• [Task to carry out]: Search the records for "size". Copy every line where it appears.
** begin Material to process **
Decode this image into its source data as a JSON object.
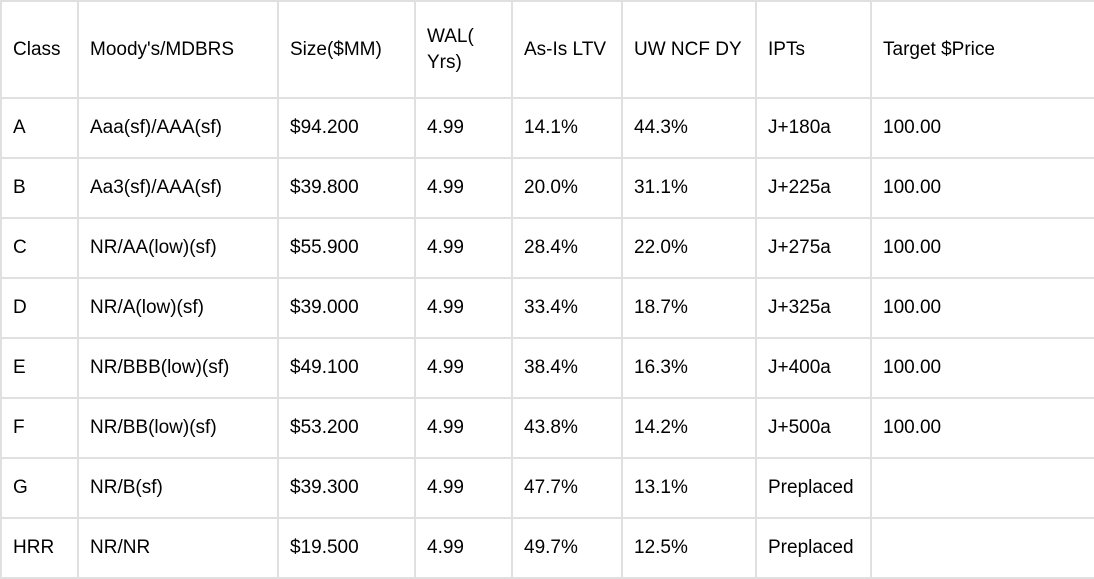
{
  "table": {
    "headers": {
      "class": "Class",
      "rating": "Moody's/MDBRS",
      "size": "Size($MM)",
      "wal": "WAL(\nYrs)",
      "ltv": "As-Is LTV",
      "ncf": "UW NCF DY",
      "ipts": "IPTs",
      "price": "Target $Price"
    },
    "rows": [
      {
        "class": "A",
        "rating": "Aaa(sf)/AAA(sf)",
        "size": "$94.200",
        "wal": "4.99",
        "ltv": "14.1%",
        "ncf": "44.3%",
        "ipts": "J+180a",
        "price": "100.00"
      },
      {
        "class": "B",
        "rating": "Aa3(sf)/AAA(sf)",
        "size": "$39.800",
        "wal": "4.99",
        "ltv": "20.0%",
        "ncf": "31.1%",
        "ipts": "J+225a",
        "price": "100.00"
      },
      {
        "class": "C",
        "rating": "NR/AA(low)(sf)",
        "size": "$55.900",
        "wal": "4.99",
        "ltv": "28.4%",
        "ncf": "22.0%",
        "ipts": "J+275a",
        "price": "100.00"
      },
      {
        "class": "D",
        "rating": "NR/A(low)(sf)",
        "size": "$39.000",
        "wal": "4.99",
        "ltv": "33.4%",
        "ncf": "18.7%",
        "ipts": "J+325a",
        "price": "100.00"
      },
      {
        "class": "E",
        "rating": "NR/BBB(low)(sf)",
        "size": "$49.100",
        "wal": "4.99",
        "ltv": "38.4%",
        "ncf": "16.3%",
        "ipts": "J+400a",
        "price": "100.00"
      },
      {
        "class": "F",
        "rating": "NR/BB(low)(sf)",
        "size": "$53.200",
        "wal": "4.99",
        "ltv": "43.8%",
        "ncf": "14.2%",
        "ipts": "J+500a",
        "price": "100.00"
      },
      {
        "class": "G",
        "rating": "NR/B(sf)",
        "size": "$39.300",
        "wal": "4.99",
        "ltv": "47.7%",
        "ncf": "13.1%",
        "ipts": "Preplaced",
        "price": ""
      },
      {
        "class": "HRR",
        "rating": "NR/NR",
        "size": "$19.500",
        "wal": "4.99",
        "ltv": "49.7%",
        "ncf": "12.5%",
        "ipts": "Preplaced",
        "price": ""
      }
    ]
  },
  "colors": {
    "border": "#e0e0e0",
    "text": "#000000",
    "background": "#ffffff"
  }
}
** end Material to process **
• [Completed exercise]:
      "size": "Size($MM)",
        "size": "$94.200",
        "size": "$39.800",
        "size": "$55.900",
        "size": "$39.000",
        "size": "$49.100",
        "size": "$53.200",
        "size": "$39.300",
        "size": "$19.500",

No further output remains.